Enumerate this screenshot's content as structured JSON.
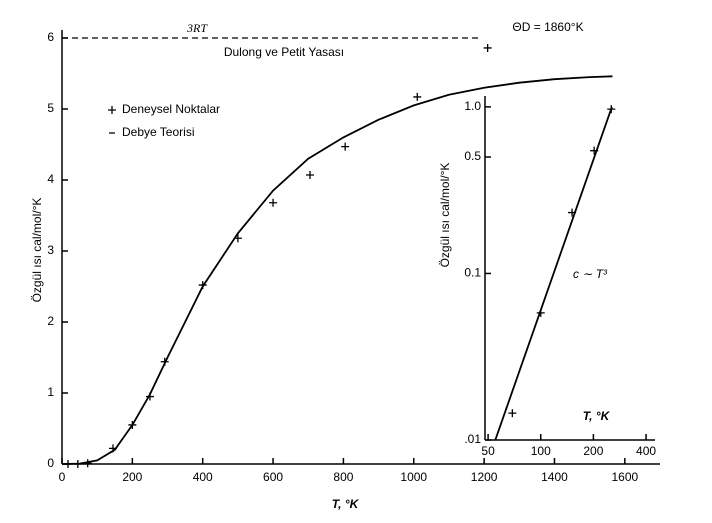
{
  "chart_data": [
    {
      "type": "line",
      "xlabel": "T, °K",
      "ylabel": "Özgül ısı cal/mol/°K",
      "annotation": "ΘD = 1860°K",
      "reference_line": {
        "value": 6,
        "label": "3RT",
        "text": "Dulong ve Petit Yasası"
      },
      "legend": "upper left",
      "xlim": [
        0,
        1700
      ],
      "ylim": [
        0,
        6
      ],
      "xticks": [
        0,
        200,
        400,
        600,
        800,
        1000,
        1200,
        1400,
        1600
      ],
      "yticks": [
        0,
        1,
        2,
        3,
        4,
        5,
        6
      ],
      "series": [
        {
          "name": "Deneysel Noktalar",
          "style": "markers",
          "color": "#000000",
          "x": [
            17,
            45,
            73,
            145,
            200,
            250,
            292,
            400,
            500,
            600,
            705,
            805,
            1010,
            1210
          ],
          "values": [
            0,
            0,
            0.01,
            0.22,
            0.55,
            0.95,
            1.44,
            2.52,
            3.18,
            3.68,
            4.07,
            4.47,
            5.17,
            5.86
          ]
        },
        {
          "name": "Debye Teorisi",
          "style": "line",
          "color": "#000000",
          "x": [
            0,
            50,
            100,
            150,
            200,
            250,
            300,
            350,
            400,
            500,
            600,
            700,
            800,
            900,
            1000,
            1100,
            1200,
            1300,
            1400,
            1500,
            1565
          ],
          "values": [
            0,
            0.005,
            0.05,
            0.2,
            0.55,
            0.98,
            1.5,
            2.0,
            2.5,
            3.25,
            3.85,
            4.3,
            4.6,
            4.85,
            5.05,
            5.2,
            5.3,
            5.37,
            5.42,
            5.45,
            5.46
          ]
        }
      ]
    },
    {
      "type": "line",
      "xlabel": "T, °K",
      "ylabel": "Özgül ısı cal/mol/°K",
      "annotation": "c ∼ T³",
      "xscale": "log",
      "yscale": "log",
      "xlim": [
        48,
        450
      ],
      "ylim": [
        0.01,
        1.1
      ],
      "xticks": [
        50,
        100,
        200,
        400
      ],
      "yticks": [
        {
          "value": 0.01,
          "label": ".01"
        },
        0.1,
        0.5,
        {
          "value": 1,
          "label": "1.0"
        }
      ],
      "series": [
        {
          "style": "markers",
          "color": "#000000",
          "x": [
            68.8,
            100,
            151,
            202,
            253
          ],
          "values": [
            0.0145,
            0.058,
            0.232,
            0.546,
            0.97
          ]
        },
        {
          "style": "line",
          "color": "#000000",
          "x": [
            55,
            255
          ],
          "values": [
            0.01,
            1
          ]
        }
      ]
    }
  ]
}
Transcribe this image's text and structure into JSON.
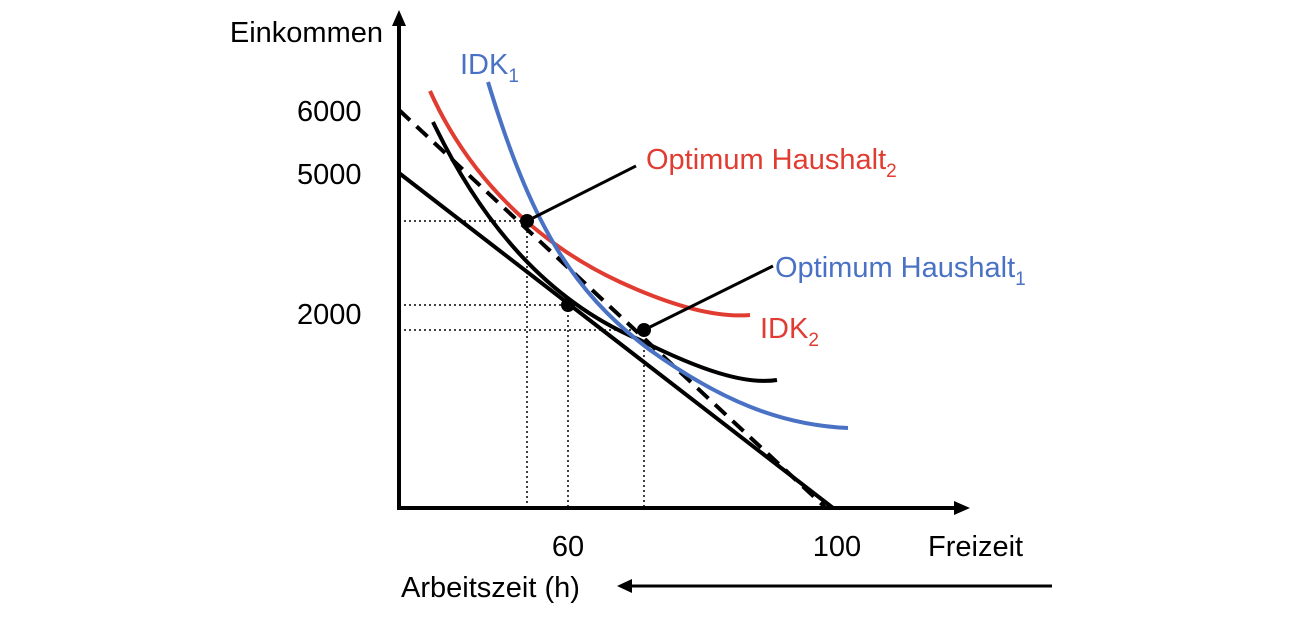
{
  "chart_data": {
    "type": "diagram",
    "axes": {
      "y_label": "Einkommen",
      "x_label": "Freizeit",
      "secondary_x_label": "Arbeitszeit (h)",
      "y_ticks": [
        "6000",
        "5000",
        "2000"
      ],
      "x_ticks": [
        "60",
        "100"
      ]
    },
    "curves": [
      {
        "name": "IDK",
        "sub": "1",
        "color": "#4A72C4"
      },
      {
        "name": "IDK",
        "sub": "2",
        "color": "#E03C31"
      }
    ],
    "annotations": [
      {
        "text": "Optimum Haushalt",
        "sub": "2",
        "color": "#E03C31"
      },
      {
        "text": "Optimum Haushalt",
        "sub": "1",
        "color": "#4A72C4"
      }
    ],
    "lines": [
      {
        "name": "budget-line-5000",
        "style": "solid",
        "from": [
          0,
          5000
        ],
        "to": [
          100,
          0
        ]
      },
      {
        "name": "budget-line-6000",
        "style": "dashed",
        "from": [
          0,
          6000
        ],
        "to": [
          100,
          0
        ]
      }
    ],
    "points": [
      {
        "name": "optimum-haushalt-2",
        "color": "#000000"
      },
      {
        "name": "optimum-original",
        "color": "#000000"
      },
      {
        "name": "optimum-haushalt-1",
        "color": "#000000"
      }
    ]
  }
}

§ **To be done**: Quote the entries above word for word. Leave the images out.

§ **Solution**:
Enumerate this screenshot's content as structured JSON.
{
  "chart_data": [
    {
      "type": "line",
      "xlabel": "T, °K",
      "ylabel": "Özgül ısı cal/mol/°K",
      "annotation": "ΘD = 1860°K",
      "reference_line": {
        "value": 6,
        "label": "3RT",
        "text": "Dulong ve Petit Yasası"
      },
      "legend": "upper left",
      "xlim": [
        0,
        1700
      ],
      "ylim": [
        0,
        6
      ],
      "xticks": [
        0,
        200,
        400,
        600,
        800,
        1000,
        1200,
        1400,
        1600
      ],
      "yticks": [
        0,
        1,
        2,
        3,
        4,
        5,
        6
      ],
      "series": [
        {
          "name": "Deneysel Noktalar",
          "style": "markers",
          "color": "#000000",
          "x": [
            17,
            45,
            73,
            145,
            200,
            250,
            292,
            400,
            500,
            600,
            705,
            805,
            1010,
            1210
          ],
          "values": [
            0,
            0,
            0.01,
            0.22,
            0.55,
            0.95,
            1.44,
            2.52,
            3.18,
            3.68,
            4.07,
            4.47,
            5.17,
            5.86
          ]
        },
        {
          "name": "Debye Teorisi",
          "style": "line",
          "color": "#000000",
          "x": [
            0,
            50,
            100,
            150,
            200,
            250,
            300,
            350,
            400,
            500,
            600,
            700,
            800,
            900,
            1000,
            1100,
            1200,
            1300,
            1400,
            1500,
            1565
          ],
          "values": [
            0,
            0.005,
            0.05,
            0.2,
            0.55,
            0.98,
            1.5,
            2.0,
            2.5,
            3.25,
            3.85,
            4.3,
            4.6,
            4.85,
            5.05,
            5.2,
            5.3,
            5.37,
            5.42,
            5.45,
            5.46
          ]
        }
      ]
    },
    {
      "type": "line",
      "xlabel": "T, °K",
      "ylabel": "Özgül ısı cal/mol/°K",
      "annotation": "c ∼ T³",
      "xscale": "log",
      "yscale": "log",
      "xlim": [
        48,
        450
      ],
      "ylim": [
        0.01,
        1.1
      ],
      "xticks": [
        50,
        100,
        200,
        400
      ],
      "yticks": [
        {
          "value": 0.01,
          "label": ".01"
        },
        0.1,
        0.5,
        {
          "value": 1,
          "label": "1.0"
        }
      ],
      "series": [
        {
          "style": "markers",
          "color": "#000000",
          "x": [
            68.8,
            100,
            151,
            202,
            253
          ],
          "values": [
            0.0145,
            0.058,
            0.232,
            0.546,
            0.97
          ]
        },
        {
          "style": "line",
          "color": "#000000",
          "x": [
            55,
            255
          ],
          "values": [
            0.01,
            1
          ]
        }
      ]
    }
  ]
}
Transcribe this image's text and structure into JSON.
{
  "chart_data": {
    "type": "diagram",
    "axes": {
      "y_label": "Einkommen",
      "x_label": "Freizeit",
      "secondary_x_label": "Arbeitszeit (h)",
      "y_ticks": [
        "6000",
        "5000",
        "2000"
      ],
      "x_ticks": [
        "60",
        "100"
      ]
    },
    "curves": [
      {
        "name": "IDK",
        "sub": "1",
        "color": "#4A72C4"
      },
      {
        "name": "IDK",
        "sub": "2",
        "color": "#E03C31"
      }
    ],
    "annotations": [
      {
        "text": "Optimum Haushalt",
        "sub": "2",
        "color": "#E03C31"
      },
      {
        "text": "Optimum Haushalt",
        "sub": "1",
        "color": "#4A72C4"
      }
    ],
    "lines": [
      {
        "name": "budget-line-5000",
        "style": "solid",
        "from": [
          0,
          5000
        ],
        "to": [
          100,
          0
        ]
      },
      {
        "name": "budget-line-6000",
        "style": "dashed",
        "from": [
          0,
          6000
        ],
        "to": [
          100,
          0
        ]
      }
    ],
    "points": [
      {
        "name": "optimum-haushalt-2",
        "color": "#000000"
      },
      {
        "name": "optimum-original",
        "color": "#000000"
      },
      {
        "name": "optimum-haushalt-1",
        "color": "#000000"
      }
    ]
  }
}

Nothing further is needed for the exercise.